DIRECTIONS. The records below are made of lines; count those holding the word "suatu" and give the number only.

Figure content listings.
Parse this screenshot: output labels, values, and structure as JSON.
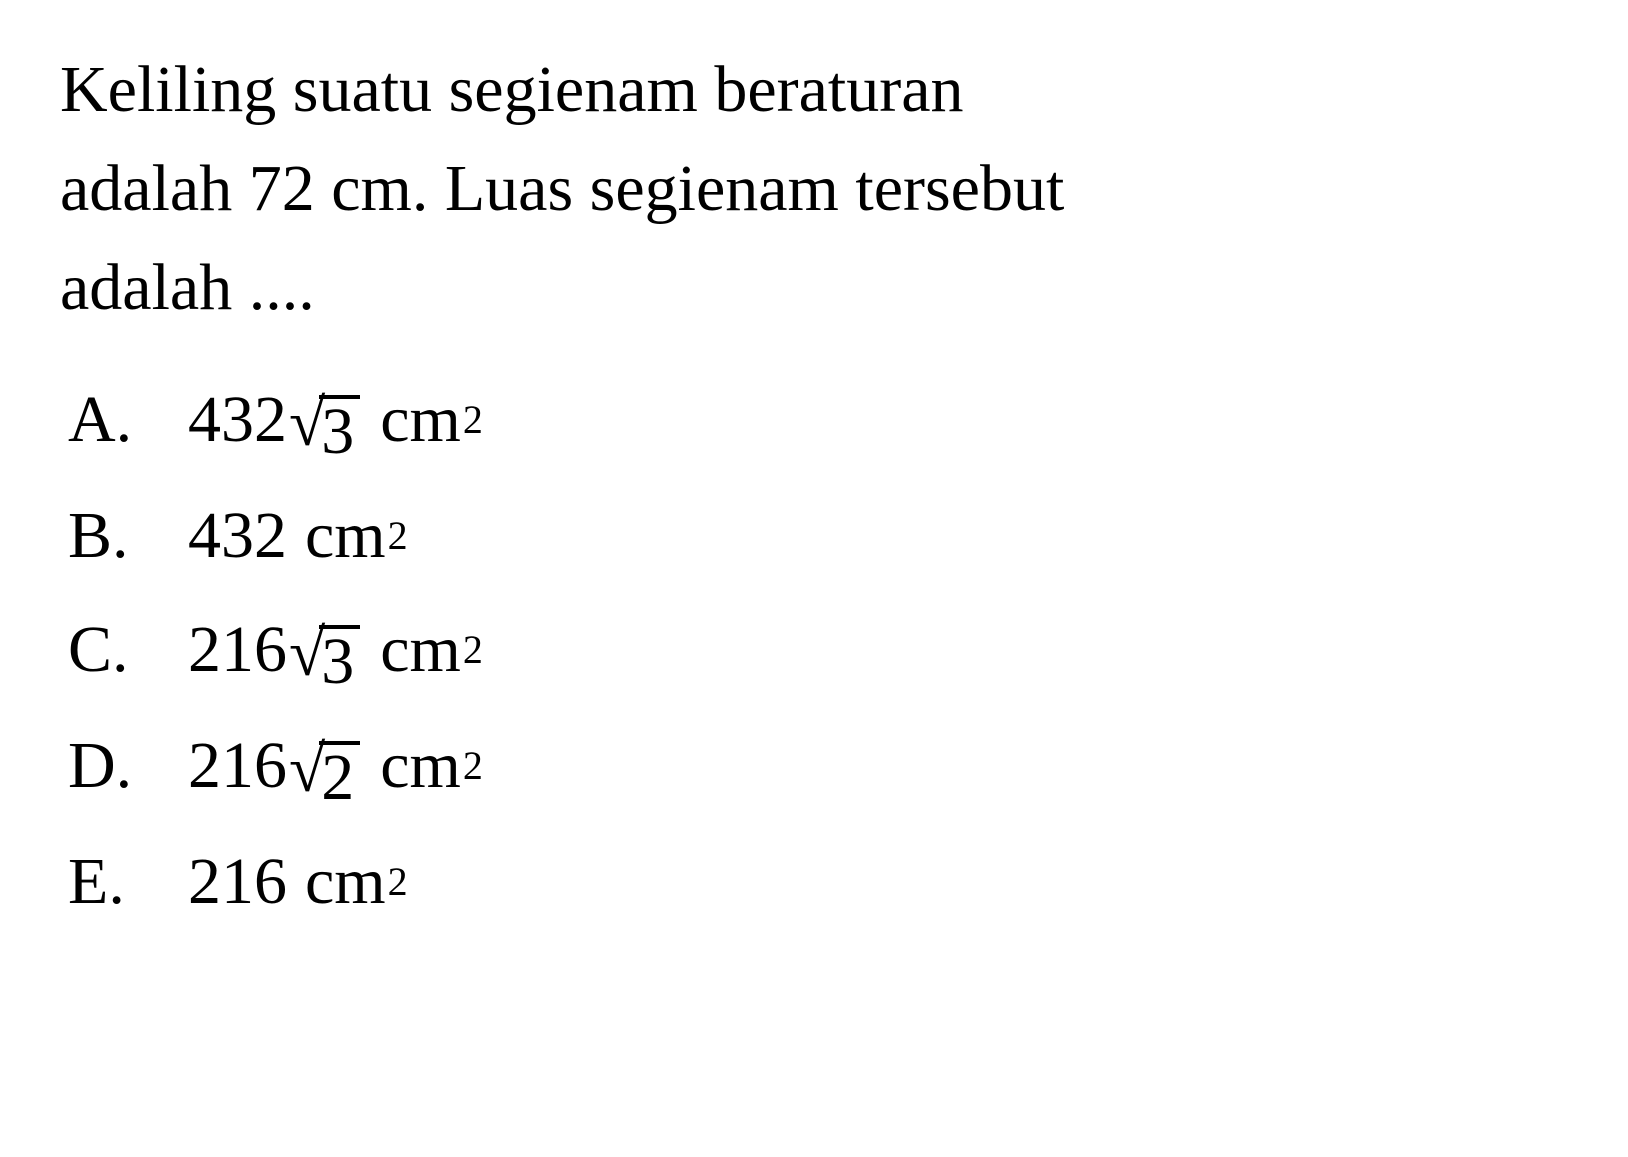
{
  "question": {
    "line1": "Keliling suatu segienam beraturan",
    "line2": "adalah 72 cm. Luas segienam tersebut",
    "line3": "adalah ....",
    "full": "Keliling suatu segienam beraturan adalah 72 cm. Luas segienam tersebut adalah ...."
  },
  "options": [
    {
      "letter": "A.",
      "coefficient": "432",
      "has_sqrt": true,
      "radicand": "3",
      "unit": "cm",
      "exponent": "2"
    },
    {
      "letter": "B.",
      "coefficient": "432",
      "has_sqrt": false,
      "radicand": "",
      "unit": "cm",
      "exponent": "2"
    },
    {
      "letter": "C.",
      "coefficient": "216",
      "has_sqrt": true,
      "radicand": "3",
      "unit": "cm",
      "exponent": "2"
    },
    {
      "letter": "D.",
      "coefficient": "216",
      "has_sqrt": true,
      "radicand": "2",
      "unit": "cm",
      "exponent": "2"
    },
    {
      "letter": "E.",
      "coefficient": "216",
      "has_sqrt": false,
      "radicand": "",
      "unit": "cm",
      "exponent": "2"
    }
  ],
  "styling": {
    "background_color": "#ffffff",
    "text_color": "#000000",
    "font_family": "Times New Roman",
    "question_fontsize": 66,
    "option_fontsize": 66,
    "superscript_fontsize": 40,
    "sqrt_bar_weight": 4
  }
}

THE OUTPUT. 2